■ EXERCISE
Report how many lines hold the word "Sydney"; give nothing but the number.

■ PROVIDED RECORDS
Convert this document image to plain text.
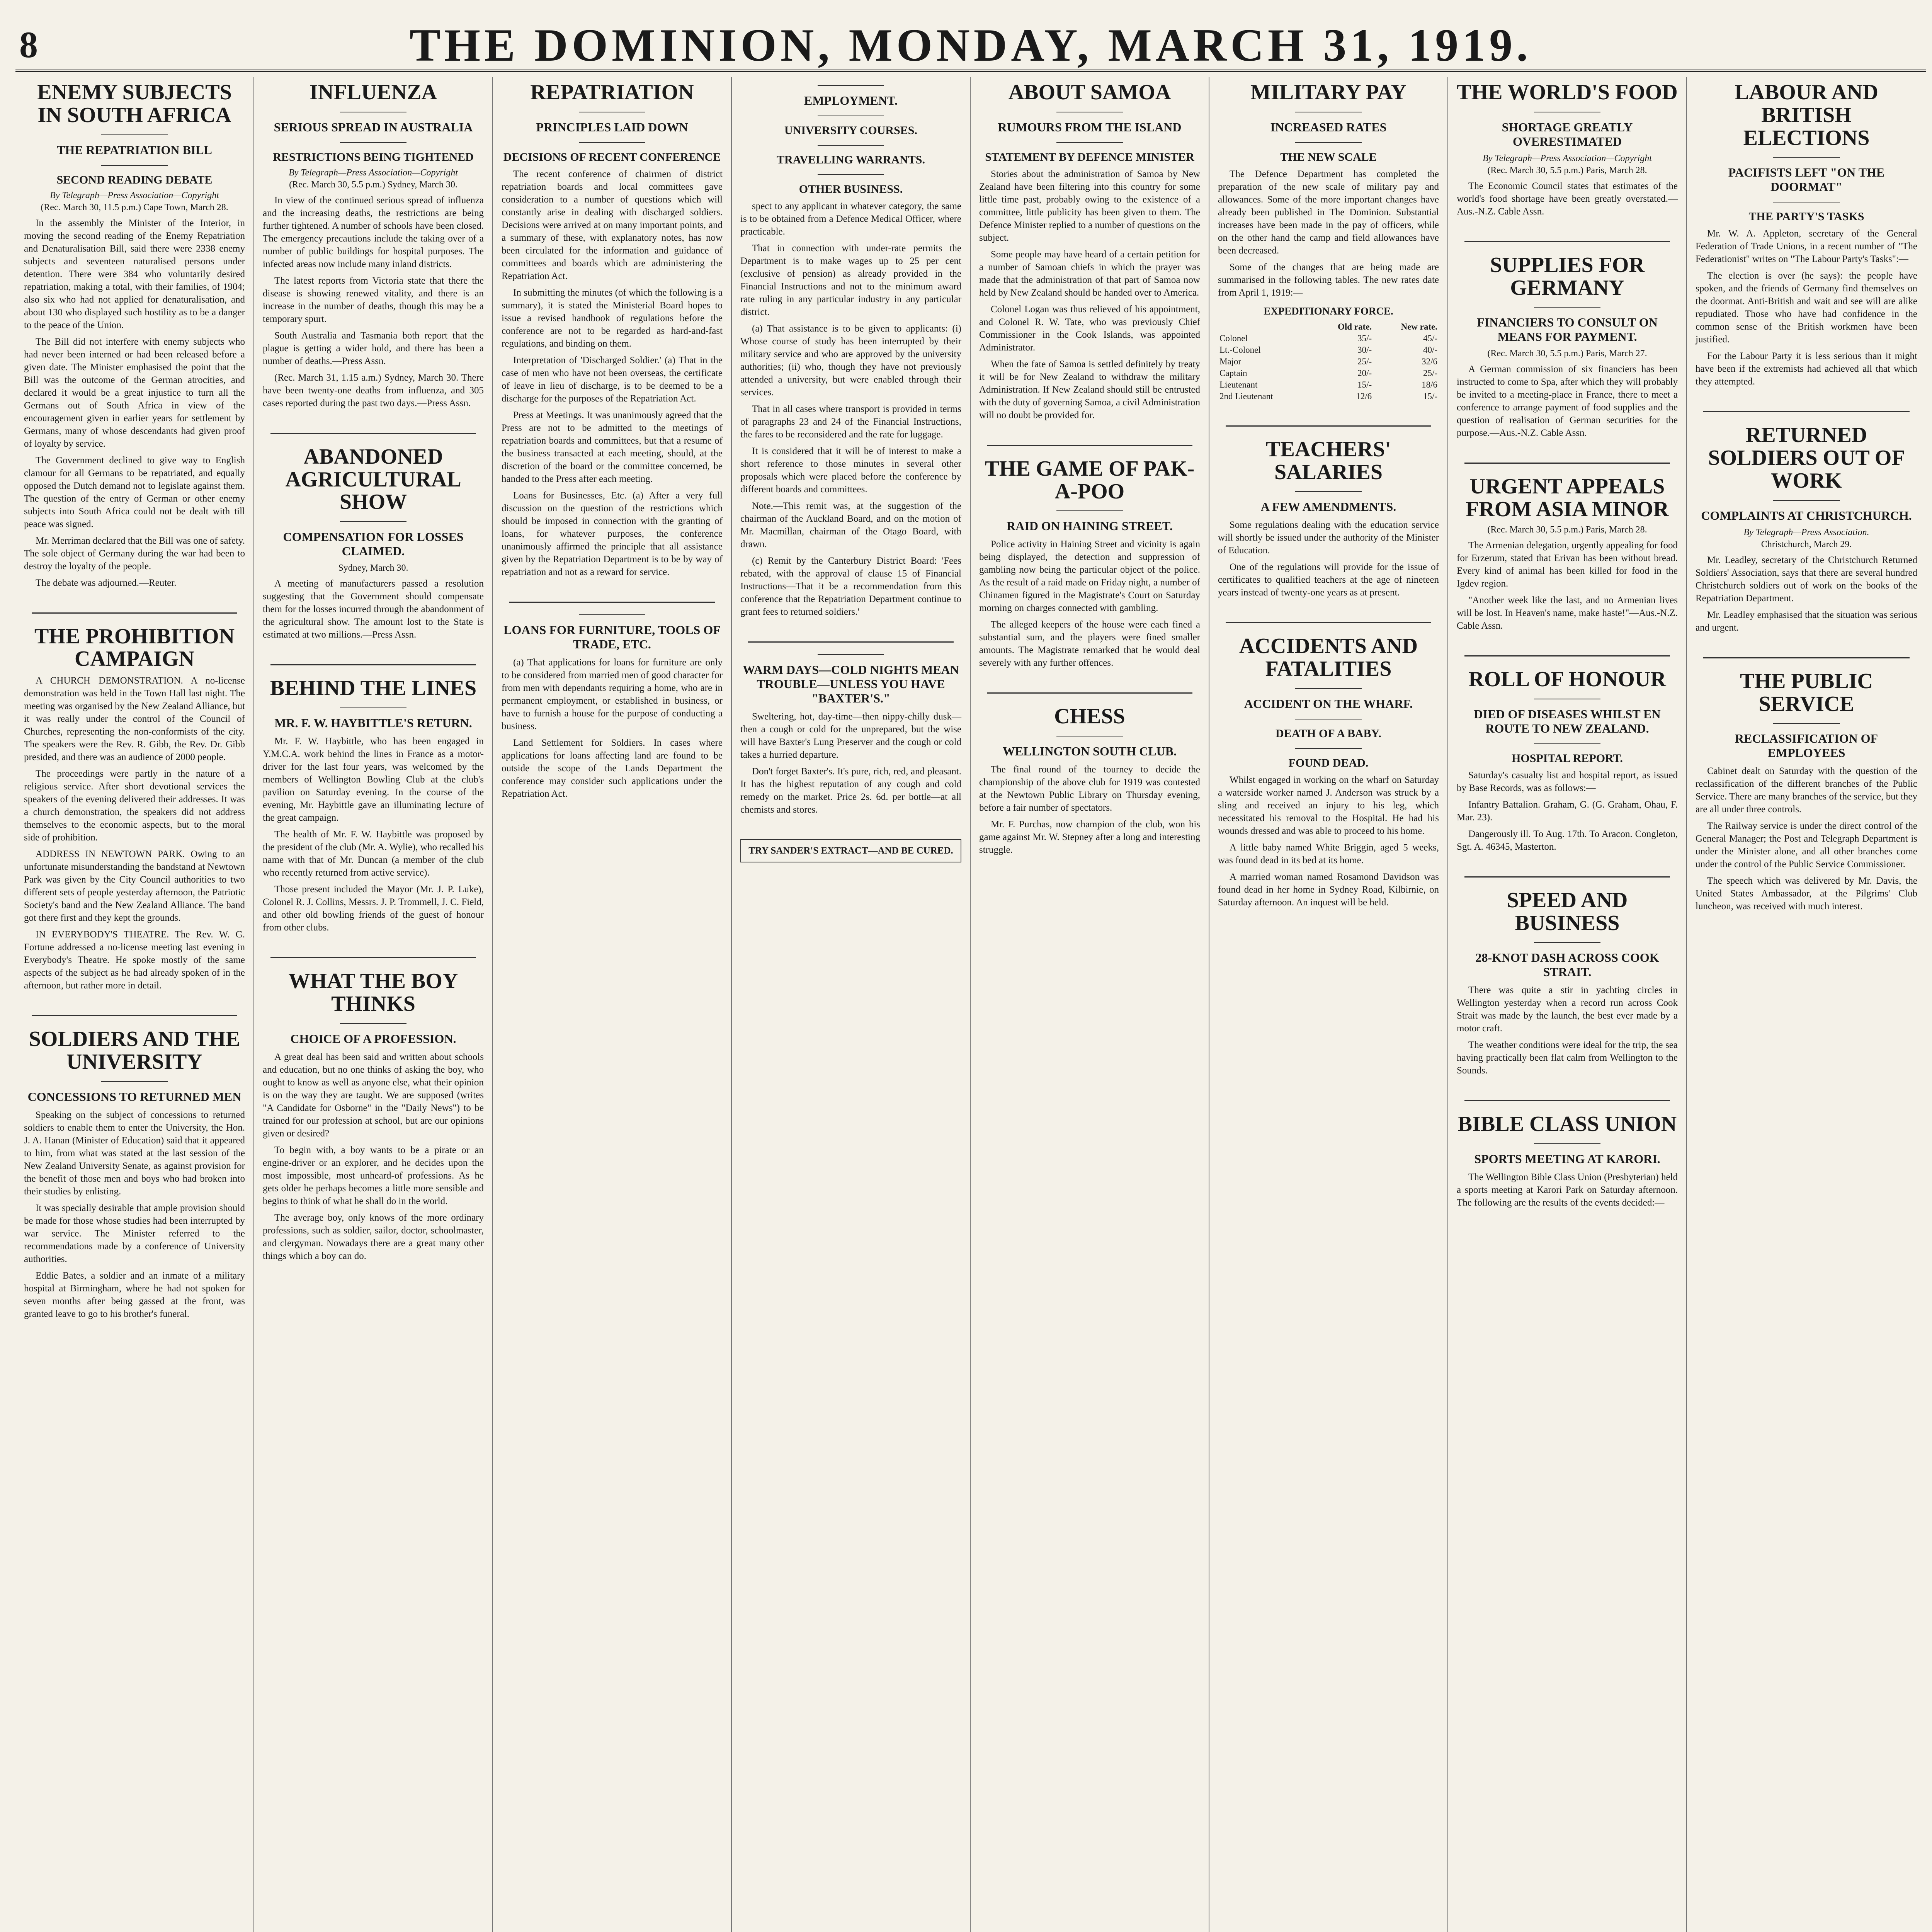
8	THE DOMINION, MONDAY, MARCH 31, 1919.
ENEMY SUBJECTS IN SOUTH AFRICA
THE REPATRIATION BILL
SECOND READING DEBATE
By Telegraph—Press Association—Copyright
(Rec. March 30, 11.5 p.m.) Cape Town, March 28.

In the assembly the Minister of the Interior, in moving the second reading of the Enemy Repatriation and Denaturalisation Bill, said there were 2338 enemy subjects and seventeen naturalised persons under detention. There were 384 who voluntarily desired repatriation, making a total, with their families, of 1904; also six who had not applied for denaturalisation, and about 130 who displayed such hostility as to be a danger to the peace of the Union.

The Bill did not interfere with enemy subjects who had never been interned or had been released before a given date. The Minister emphasised the point that the Bill was the outcome of the German atrocities, and declared it would be a great injustice to turn all the Germans out of South Africa in view of the encouragement given in earlier years for settlement by Germans, many of whose descendants had given proof of loyalty by service.

The Government declined to give way to English clamour for all Germans to be repatriated, and equally opposed the Dutch demand not to legislate against them. The question of the entry of German or other enemy subjects into South Africa could not be dealt with till peace was signed.

Mr. Merriman declared that the Bill was one of safety. The sole object of Germany during the war had been to destroy the loyalty of the people.

The debate was adjourned.—Reuter.

THE PROHIBITION CAMPAIGN

A CHURCH DEMONSTRATION. A no-license demonstration was held in the Town Hall last night. The meeting was organised by the New Zealand Alliance, but it was really under the control of the Council of Churches, representing the non-conformists of the city. The speakers were the Rev. R. Gibb, the Rev. Dr. Gibb presided, and there was an audience of 2000 people.

The proceedings were partly in the nature of a religious service. After short devotional services the speakers of the evening delivered their addresses. It was a church demonstration, the speakers did not address themselves to the economic aspects, but to the moral side of prohibition.

ADDRESS IN NEWTOWN PARK. Owing to an unfortunate misunderstanding the bandstand at Newtown Park was given by the City Council authorities to two different sets of people yesterday afternoon, the Patriotic Society's band and the New Zealand Alliance. The band got there first and they kept the grounds.

IN EVERYBODY'S THEATRE. The Rev. W. G. Fortune addressed a no-license meeting last evening in Everybody's Theatre. He spoke mostly of the same aspects of the subject as he had already spoken of in the afternoon, but rather more in detail.

SOLDIERS AND THE UNIVERSITY
CONCESSIONS TO RETURNED MEN

Speaking on the subject of concessions to returned soldiers to enable them to enter the University, the Hon. J. A. Hanan (Minister of Education) said that it appeared to him, from what was stated at the last session of the New Zealand University Senate, as against provision for the benefit of those men and boys who had broken into their studies by enlisting.

It was specially desirable that ample provision should be made for those whose studies had been interrupted by war service. The Minister referred to the recommendations made by a conference of University authorities.

Eddie Bates, a soldier and an inmate of a military hospital at Birmingham, where he had not spoken for seven months after being gassed at the front, was granted leave to go to his brother's funeral.

INFLUENZA
SERIOUS SPREAD IN AUSTRALIA
RESTRICTIONS BEING TIGHTENED
By Telegraph—Press Association—Copyright
(Rec. March 30, 5.5 p.m.) Sydney, March 30.

In view of the continued serious spread of influenza and the increasing deaths, the restrictions are being further tightened. A number of schools have been closed. The emergency precautions include the taking over of a number of public buildings for hospital purposes. The infected areas now include many inland districts.

The latest reports from Victoria state that there the disease is showing renewed vitality, and there is an increase in the number of deaths, though this may be a temporary spurt.

South Australia and Tasmania both report that the plague is getting a wider hold, and there has been a number of deaths.—Press Assn.

(Rec. March 31, 1.15 a.m.) Sydney, March 30. There have been twenty-one deaths from influenza, and 305 cases reported during the past two days.—Press Assn.

ABANDONED AGRICULTURAL SHOW
COMPENSATION FOR LOSSES CLAIMED.
Sydney, March 30.

A meeting of manufacturers passed a resolution suggesting that the Government should compensate them for the losses incurred through the abandonment of the agricultural show. The amount lost to the State is estimated at two millions.—Press Assn.

BEHIND THE LINES
MR. F. W. HAYBITTLE'S RETURN.

Mr. F. W. Haybittle, who has been engaged in Y.M.C.A. work behind the lines in France as a motor-driver for the last four years, was welcomed by the members of Wellington Bowling Club at the club's pavilion on Saturday evening. In the course of the evening, Mr. Haybittle gave an illuminating lecture of the great campaign.

The health of Mr. F. W. Haybittle was proposed by the president of the club (Mr. A. Wylie), who recalled his name with that of Mr. Duncan (a member of the club who recently returned from active service).

Those present included the Mayor (Mr. J. P. Luke), Colonel R. J. Collins, Messrs. J. P. Trommell, J. C. Field, and other old bowling friends of the guest of honour from other clubs.

WHAT THE BOY THINKS
CHOICE OF A PROFESSION.

A great deal has been said and written about schools and education, but no one thinks of asking the boy, who ought to know as well as anyone else, what their opinion is on the way they are taught. We are supposed (writes "A Candidate for Osborne" in the "Daily News") to be trained for our profession at school, but are our opinions given or desired?

To begin with, a boy wants to be a pirate or an engine-driver or an explorer, and he decides upon the most impossible, most unheard-of professions. As he gets older he perhaps becomes a little more sensible and begins to think of what he shall do in the world.

The average boy, only knows of the more ordinary professions, such as soldier, sailor, doctor, schoolmaster, and clergyman. Nowadays there are a great many other things which a boy can do.

REPATRIATION
PRINCIPLES LAID DOWN
DECISIONS OF RECENT CONFERENCE

The recent conference of chairmen of district repatriation boards and local committees gave consideration to a number of questions which will constantly arise in dealing with discharged soldiers. Decisions were arrived at on many important points, and a summary of these, with explanatory notes, has now been circulated for the information and guidance of committees and boards which are administering the Repatriation Act.

In submitting the minutes (of which the following is a summary), it is stated the Ministerial Board hopes to issue a revised handbook of regulations before the conference are not to be regarded as hard-and-fast regulations, and binding on them.

Interpretation of 'Discharged Soldier.' (a) That in the case of men who have not been overseas, the certificate of leave in lieu of discharge, is to be deemed to be a discharge for the purposes of the Repatriation Act.

Press at Meetings. It was unanimously agreed that the Press are not to be admitted to the meetings of repatriation boards and committees, but that a resume of the business transacted at each meeting, should, at the discretion of the board or the committee concerned, be handed to the Press after each meeting.

Loans for Businesses, Etc. (a) After a very full discussion on the question of the restrictions which should be imposed in connection with the granting of loans, for whatever purposes, the conference unanimously affirmed the principle that all assistance given by the Repatriation Department is to be by way of repatriation and not as a reward for service.

LOANS FOR FURNITURE, TOOLS OF TRADE, ETC.

(a) That applications for loans for furniture are only to be considered from married men of good character for from men with dependants requiring a home, who are in permanent employment, or established in business, or have to furnish a house for the purpose of conducting a business.

Land Settlement for Soldiers. In cases where applications for loans affecting land are found to be outside the scope of the Lands Department the conference may consider such applications under the Repatriation Act.

EMPLOYMENT.
UNIVERSITY COURSES.
TRAVELLING WARRANTS.
OTHER BUSINESS.

spect to any applicant in whatever category, the same is to be obtained from a Defence Medical Officer, where practicable.

That in connection with under-rate permits the Department is to make wages up to 25 per cent (exclusive of pension) as already provided in the Financial Instructions and not to the minimum award rate ruling in any particular industry in any particular district.

(a) That assistance is to be given to applicants: (i) Whose course of study has been interrupted by their military service and who are approved by the university authorities; (ii) who, though they have not previously attended a university, but were enabled through their services.

That in all cases where transport is provided in terms of paragraphs 23 and 24 of the Financial Instructions, the fares to be reconsidered and the rate for luggage.

It is considered that it will be of interest to make a short reference to those minutes in several other proposals which were placed before the conference by different boards and committees.

Note.—This remit was, at the suggestion of the chairman of the Auckland Board, and on the motion of Mr. Macmillan, chairman of the Otago Board, with drawn.

(c) Remit by the Canterbury District Board: 'Fees rebated, with the approval of clause 15 of Financial Instructions—That it be a recommendation from this conference that the Repatriation Department continue to grant fees to returned soldiers.'

WARM DAYS—COLD NIGHTS MEAN TROUBLE—UNLESS YOU HAVE "BAXTER'S."

Sweltering, hot, day-time—then nippy-chilly dusk—then a cough or cold for the unprepared, but the wise will have Baxter's Lung Preserver and the cough or cold takes a hurried departure.

Don't forget Baxter's. It's pure, rich, red, and pleasant. It has the highest reputation of any cough and cold remedy on the market. Price 2s. 6d. per bottle—at all chemists and stores.

TRY SANDER'S EXTRACT—AND BE CURED.
ABOUT SAMOA
RUMOURS FROM THE ISLAND
STATEMENT BY DEFENCE MINISTER

Stories about the administration of Samoa by New Zealand have been filtering into this country for some little time past, probably owing to the existence of a committee, little publicity has been given to them. The Defence Minister replied to a number of questions on the subject.

Some people may have heard of a certain petition for a number of Samoan chiefs in which the prayer was made that the administration of that part of Samoa now held by New Zealand should be handed over to America.

Colonel Logan was thus relieved of his appointment, and Colonel R. W. Tate, who was previously Chief Commissioner in the Cook Islands, was appointed Administrator.

When the fate of Samoa is settled definitely by treaty it will be for New Zealand to withdraw the military Administration. If New Zealand should still be entrusted with the duty of governing Samoa, a civil Administration will no doubt be provided for.

THE GAME OF PAK-A-POO
RAID ON HAINING STREET.

Police activity in Haining Street and vicinity is again being displayed, the detection and suppression of gambling now being the particular object of the police. As the result of a raid made on Friday night, a number of Chinamen figured in the Magistrate's Court on Saturday morning on charges connected with gambling.

The alleged keepers of the house were each fined a substantial sum, and the players were fined smaller amounts. The Magistrate remarked that he would deal severely with any further offences.

CHESS
WELLINGTON SOUTH CLUB.

The final round of the tourney to decide the championship of the above club for 1919 was contested at the Newtown Public Library on Thursday evening, before a fair number of spectators.

Mr. F. Purchas, now champion of the club, won his game against Mr. W. Stepney after a long and interesting struggle.

MILITARY PAY
INCREASED RATES
THE NEW SCALE

The Defence Department has completed the preparation of the new scale of military pay and allowances. Some of the more important changes have already been published in The Dominion. Substantial increases have been made in the pay of officers, while on the other hand the camp and field allowances have been decreased.

Some of the changes that are being made are summarised in the following tables. The new rates date from April 1, 1919:—

EXPEDITIONARY FORCE.
	Old rate.	New rate.
Colonel	35/-	45/-
Lt.-Colonel	30/-	40/-
Major	25/-	32/6
Captain	20/-	25/-
Lieutenant	15/-	18/6
2nd Lieutenant	12/6	15/-
TEACHERS' SALARIES
A FEW AMENDMENTS.

Some regulations dealing with the education service will shortly be issued under the authority of the Minister of Education.

One of the regulations will provide for the issue of certificates to qualified teachers at the age of nineteen years instead of twenty-one years as at present.

ACCIDENTS AND FATALITIES
ACCIDENT ON THE WHARF.
DEATH OF A BABY.
FOUND DEAD.

Whilst engaged in working on the wharf on Saturday a waterside worker named J. Anderson was struck by a sling and received an injury to his leg, which necessitated his removal to the Hospital. He had his wounds dressed and was able to proceed to his home.

A little baby named White Briggin, aged 5 weeks, was found dead in its bed at its home.

A married woman named Rosamond Davidson was found dead in her home in Sydney Road, Kilbirnie, on Saturday afternoon. An inquest will be held.

THE WORLD'S FOOD
SHORTAGE GREATLY OVERESTIMATED
By Telegraph—Press Association—Copyright
(Rec. March 30, 5.5 p.m.) Paris, March 28.

The Economic Council states that estimates of the world's food shortage have been greatly overstated.—Aus.-N.Z. Cable Assn.

SUPPLIES FOR GERMANY
FINANCIERS TO CONSULT ON MEANS FOR PAYMENT.
(Rec. March 30, 5.5 p.m.) Paris, March 27.

A German commission of six financiers has been instructed to come to Spa, after which they will probably be invited to a meeting-place in France, there to meet a conference to arrange payment of food supplies and the question of realisation of German securities for the purpose.—Aus.-N.Z. Cable Assn.

URGENT APPEALS FROM ASIA MINOR
(Rec. March 30, 5.5 p.m.) Paris, March 28.

The Armenian delegation, urgently appealing for food for Erzerum, stated that Erivan has been without bread. Every kind of animal has been killed for food in the Igdev region.

"Another week like the last, and no Armenian lives will be lost. In Heaven's name, make haste!"—Aus.-N.Z. Cable Assn.

ROLL OF HONOUR
DIED OF DISEASES WHILST EN ROUTE TO NEW ZEALAND.
HOSPITAL REPORT.

Saturday's casualty list and hospital report, as issued by Base Records, was as follows:—

Infantry Battalion. Graham, G. (G. Graham, Ohau, F. Mar. 23).

Dangerously ill. To Aug. 17th. To Aracon. Congleton, Sgt. A. 46345, Masterton.

SPEED AND BUSINESS
28-KNOT DASH ACROSS COOK STRAIT.

There was quite a stir in yachting circles in Wellington yesterday when a record run across Cook Strait was made by the launch, the best ever made by a motor craft.

The weather conditions were ideal for the trip, the sea having practically been flat calm from Wellington to the Sounds.

BIBLE CLASS UNION
SPORTS MEETING AT KARORI.

The Wellington Bible Class Union (Presbyterian) held a sports meeting at Karori Park on Saturday afternoon. The following are the results of the events decided:—

LABOUR AND BRITISH ELECTIONS
PACIFISTS LEFT "ON THE DOORMAT"
THE PARTY'S TASKS

Mr. W. A. Appleton, secretary of the General Federation of Trade Unions, in a recent number of "The Federationist" writes on "The Labour Party's Tasks":—

The election is over (he says): the people have spoken, and the friends of Germany find themselves on the doormat. Anti-British and wait and see will are alike repudiated. Those who have had confidence in the common sense of the British workmen have been justified.

For the Labour Party it is less serious than it might have been if the extremists had achieved all that which they attempted.

RETURNED SOLDIERS OUT OF WORK
COMPLAINTS AT CHRISTCHURCH.
By Telegraph—Press Association.
Christchurch, March 29.

Mr. Leadley, secretary of the Christchurch Returned Soldiers' Association, says that there are several hundred Christchurch soldiers out of work on the books of the Repatriation Department.

Mr. Leadley emphasised that the situation was serious and urgent.

THE PUBLIC SERVICE
RECLASSIFICATION OF EMPLOYEES

Cabinet dealt on Saturday with the question of the reclassification of the different branches of the Public Service. There are many branches of the service, but they are all under three controls.

The Railway service is under the direct control of the General Manager; the Post and Telegraph Department is under the Minister alone, and all other branches come under the control of the Public Service Commissioner.

The speech which was delivered by Mr. Davis, the United States Ambassador, at the Pilgrims' Club luncheon, was received with much interest.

■ RESPONSE FOR THIS EXERCISE
4